++++ Dataset extract ++++

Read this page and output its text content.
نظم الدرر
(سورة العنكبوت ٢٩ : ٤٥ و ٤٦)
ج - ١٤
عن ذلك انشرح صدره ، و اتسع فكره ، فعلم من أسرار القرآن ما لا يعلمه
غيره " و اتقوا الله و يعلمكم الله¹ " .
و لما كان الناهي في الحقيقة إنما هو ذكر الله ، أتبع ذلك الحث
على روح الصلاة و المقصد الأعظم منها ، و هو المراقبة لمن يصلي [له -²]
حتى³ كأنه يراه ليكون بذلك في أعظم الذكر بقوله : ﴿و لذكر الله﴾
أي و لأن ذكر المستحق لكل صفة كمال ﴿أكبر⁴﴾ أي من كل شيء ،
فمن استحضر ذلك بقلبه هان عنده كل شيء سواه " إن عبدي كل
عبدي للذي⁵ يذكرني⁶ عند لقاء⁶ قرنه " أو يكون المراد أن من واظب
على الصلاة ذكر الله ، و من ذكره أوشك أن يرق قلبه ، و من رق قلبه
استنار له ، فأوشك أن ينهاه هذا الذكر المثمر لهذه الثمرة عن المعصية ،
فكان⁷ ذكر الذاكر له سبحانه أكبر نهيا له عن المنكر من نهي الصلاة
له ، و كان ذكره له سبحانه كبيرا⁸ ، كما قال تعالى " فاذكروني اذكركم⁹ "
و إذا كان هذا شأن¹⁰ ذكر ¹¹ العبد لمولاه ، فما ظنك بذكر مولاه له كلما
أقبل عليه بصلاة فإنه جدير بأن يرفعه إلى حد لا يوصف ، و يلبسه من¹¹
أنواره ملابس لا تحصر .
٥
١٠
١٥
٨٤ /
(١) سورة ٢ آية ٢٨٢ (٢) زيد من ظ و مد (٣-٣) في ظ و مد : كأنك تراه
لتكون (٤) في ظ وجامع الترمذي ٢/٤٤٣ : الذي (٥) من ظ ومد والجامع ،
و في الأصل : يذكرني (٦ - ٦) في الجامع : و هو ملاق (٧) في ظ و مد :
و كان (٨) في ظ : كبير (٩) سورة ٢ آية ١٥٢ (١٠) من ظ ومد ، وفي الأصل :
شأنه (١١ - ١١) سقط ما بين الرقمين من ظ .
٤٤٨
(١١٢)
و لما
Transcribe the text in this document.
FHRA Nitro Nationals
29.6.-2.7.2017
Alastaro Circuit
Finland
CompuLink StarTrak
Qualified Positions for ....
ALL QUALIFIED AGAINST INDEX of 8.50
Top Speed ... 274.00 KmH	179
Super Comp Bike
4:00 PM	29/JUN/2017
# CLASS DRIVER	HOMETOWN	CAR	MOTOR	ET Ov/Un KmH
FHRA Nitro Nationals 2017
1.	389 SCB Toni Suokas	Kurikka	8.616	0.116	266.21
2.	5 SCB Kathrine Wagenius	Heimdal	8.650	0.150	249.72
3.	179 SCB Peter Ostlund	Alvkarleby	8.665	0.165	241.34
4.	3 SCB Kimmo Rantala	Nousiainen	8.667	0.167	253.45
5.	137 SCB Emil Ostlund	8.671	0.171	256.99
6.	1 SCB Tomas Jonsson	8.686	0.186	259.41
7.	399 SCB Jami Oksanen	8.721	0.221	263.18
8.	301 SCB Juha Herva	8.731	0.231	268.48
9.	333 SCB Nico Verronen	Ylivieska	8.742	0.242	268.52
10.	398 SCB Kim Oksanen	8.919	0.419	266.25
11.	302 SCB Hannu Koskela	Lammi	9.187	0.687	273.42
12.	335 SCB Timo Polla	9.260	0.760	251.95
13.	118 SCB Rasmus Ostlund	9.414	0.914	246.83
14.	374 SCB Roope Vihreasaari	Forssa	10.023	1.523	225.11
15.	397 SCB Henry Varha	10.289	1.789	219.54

++++

_Given instruction_
Write out each line of the data that holds the string "الذكر".

_Answer for this exercise_
حتى³ كأنه يراه ليكون بذلك في أعظم الذكر بقوله : ﴿و لذكر الله﴾
استنار له ، فأوشك أن ينهاه هذا الذكر المثمر لهذه الثمرة عن المعصية ،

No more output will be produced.